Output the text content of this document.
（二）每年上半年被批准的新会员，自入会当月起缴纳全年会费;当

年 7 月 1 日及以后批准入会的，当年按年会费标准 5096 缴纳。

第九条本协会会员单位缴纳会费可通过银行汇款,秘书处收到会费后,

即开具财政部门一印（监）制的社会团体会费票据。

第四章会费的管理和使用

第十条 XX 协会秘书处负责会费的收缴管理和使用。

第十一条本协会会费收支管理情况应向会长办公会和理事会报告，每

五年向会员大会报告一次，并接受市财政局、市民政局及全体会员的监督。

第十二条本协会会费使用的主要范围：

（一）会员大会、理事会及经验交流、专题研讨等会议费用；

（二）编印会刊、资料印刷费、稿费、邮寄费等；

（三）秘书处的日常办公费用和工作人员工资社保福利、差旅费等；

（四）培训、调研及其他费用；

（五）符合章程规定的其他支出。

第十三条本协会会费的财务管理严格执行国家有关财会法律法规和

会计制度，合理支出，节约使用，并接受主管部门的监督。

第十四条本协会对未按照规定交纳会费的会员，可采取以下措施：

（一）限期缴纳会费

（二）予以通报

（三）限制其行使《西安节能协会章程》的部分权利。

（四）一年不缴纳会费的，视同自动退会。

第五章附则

§ §

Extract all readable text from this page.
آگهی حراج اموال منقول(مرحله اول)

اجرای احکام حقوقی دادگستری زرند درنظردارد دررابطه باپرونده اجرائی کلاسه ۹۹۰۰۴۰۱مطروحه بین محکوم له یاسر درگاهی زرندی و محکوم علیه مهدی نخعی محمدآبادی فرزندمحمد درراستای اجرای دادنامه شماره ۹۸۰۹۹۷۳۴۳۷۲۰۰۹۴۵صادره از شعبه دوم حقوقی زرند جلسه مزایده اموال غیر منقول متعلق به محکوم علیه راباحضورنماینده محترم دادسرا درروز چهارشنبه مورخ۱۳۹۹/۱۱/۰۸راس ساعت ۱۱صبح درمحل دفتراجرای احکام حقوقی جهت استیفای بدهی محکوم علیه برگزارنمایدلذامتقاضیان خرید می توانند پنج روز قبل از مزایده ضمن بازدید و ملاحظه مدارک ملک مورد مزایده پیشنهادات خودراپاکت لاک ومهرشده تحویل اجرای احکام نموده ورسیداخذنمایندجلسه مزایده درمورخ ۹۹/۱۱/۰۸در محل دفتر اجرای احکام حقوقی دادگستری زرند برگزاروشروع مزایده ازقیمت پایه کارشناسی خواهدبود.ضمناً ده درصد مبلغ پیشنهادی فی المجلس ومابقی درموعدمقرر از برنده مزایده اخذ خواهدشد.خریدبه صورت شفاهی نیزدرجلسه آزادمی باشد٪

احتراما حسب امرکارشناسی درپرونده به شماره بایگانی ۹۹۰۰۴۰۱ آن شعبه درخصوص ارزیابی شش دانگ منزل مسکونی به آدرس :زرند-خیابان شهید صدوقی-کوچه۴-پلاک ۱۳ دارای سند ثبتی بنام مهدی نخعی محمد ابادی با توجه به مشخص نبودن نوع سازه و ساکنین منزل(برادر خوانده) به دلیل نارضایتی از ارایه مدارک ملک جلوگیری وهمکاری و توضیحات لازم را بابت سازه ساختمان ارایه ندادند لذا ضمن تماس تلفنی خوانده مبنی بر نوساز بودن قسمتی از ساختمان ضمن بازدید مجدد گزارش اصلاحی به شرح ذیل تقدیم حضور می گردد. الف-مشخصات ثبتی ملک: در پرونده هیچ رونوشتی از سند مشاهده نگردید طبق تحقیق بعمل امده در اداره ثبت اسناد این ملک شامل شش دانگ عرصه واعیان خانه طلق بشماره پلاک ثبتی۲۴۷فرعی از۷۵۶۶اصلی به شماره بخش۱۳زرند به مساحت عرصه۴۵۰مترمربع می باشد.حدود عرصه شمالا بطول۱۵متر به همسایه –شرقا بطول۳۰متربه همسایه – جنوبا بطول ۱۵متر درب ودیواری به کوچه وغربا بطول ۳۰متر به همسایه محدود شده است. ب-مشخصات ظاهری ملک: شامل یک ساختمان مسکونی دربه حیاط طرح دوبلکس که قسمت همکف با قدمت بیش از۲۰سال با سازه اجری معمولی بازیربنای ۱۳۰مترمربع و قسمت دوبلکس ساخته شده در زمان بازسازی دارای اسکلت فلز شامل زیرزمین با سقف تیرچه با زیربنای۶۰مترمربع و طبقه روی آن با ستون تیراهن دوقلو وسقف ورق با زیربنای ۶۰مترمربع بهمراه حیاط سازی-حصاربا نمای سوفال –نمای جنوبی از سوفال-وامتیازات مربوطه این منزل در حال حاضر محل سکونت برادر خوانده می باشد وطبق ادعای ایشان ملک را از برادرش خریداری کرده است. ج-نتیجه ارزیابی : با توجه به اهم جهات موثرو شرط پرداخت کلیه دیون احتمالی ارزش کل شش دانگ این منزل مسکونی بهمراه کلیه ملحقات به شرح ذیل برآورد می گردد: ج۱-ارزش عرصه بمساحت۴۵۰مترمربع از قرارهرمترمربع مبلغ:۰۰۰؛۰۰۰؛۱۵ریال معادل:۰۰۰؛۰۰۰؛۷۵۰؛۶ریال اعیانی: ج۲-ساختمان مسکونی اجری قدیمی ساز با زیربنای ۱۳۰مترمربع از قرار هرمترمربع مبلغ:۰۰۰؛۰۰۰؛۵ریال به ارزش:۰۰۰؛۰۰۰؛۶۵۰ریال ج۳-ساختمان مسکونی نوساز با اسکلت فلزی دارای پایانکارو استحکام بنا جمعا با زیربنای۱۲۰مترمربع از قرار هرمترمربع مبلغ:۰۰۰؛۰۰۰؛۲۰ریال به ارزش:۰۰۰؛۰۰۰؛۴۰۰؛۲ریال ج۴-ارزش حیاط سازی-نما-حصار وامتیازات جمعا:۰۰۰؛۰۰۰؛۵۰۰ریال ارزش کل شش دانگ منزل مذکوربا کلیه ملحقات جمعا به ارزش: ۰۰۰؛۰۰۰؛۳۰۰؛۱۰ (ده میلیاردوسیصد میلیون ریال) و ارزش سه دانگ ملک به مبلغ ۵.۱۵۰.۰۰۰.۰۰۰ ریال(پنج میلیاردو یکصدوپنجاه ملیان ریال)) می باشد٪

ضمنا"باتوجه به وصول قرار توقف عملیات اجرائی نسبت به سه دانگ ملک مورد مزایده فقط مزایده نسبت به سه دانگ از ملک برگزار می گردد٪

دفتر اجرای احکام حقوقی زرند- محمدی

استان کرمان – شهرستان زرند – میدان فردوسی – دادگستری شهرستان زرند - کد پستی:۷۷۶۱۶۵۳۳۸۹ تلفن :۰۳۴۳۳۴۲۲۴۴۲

§ §

In the records, locate each line holding the string "text" and copy it.

Output the text content of this document.
Extract all readable text from this page.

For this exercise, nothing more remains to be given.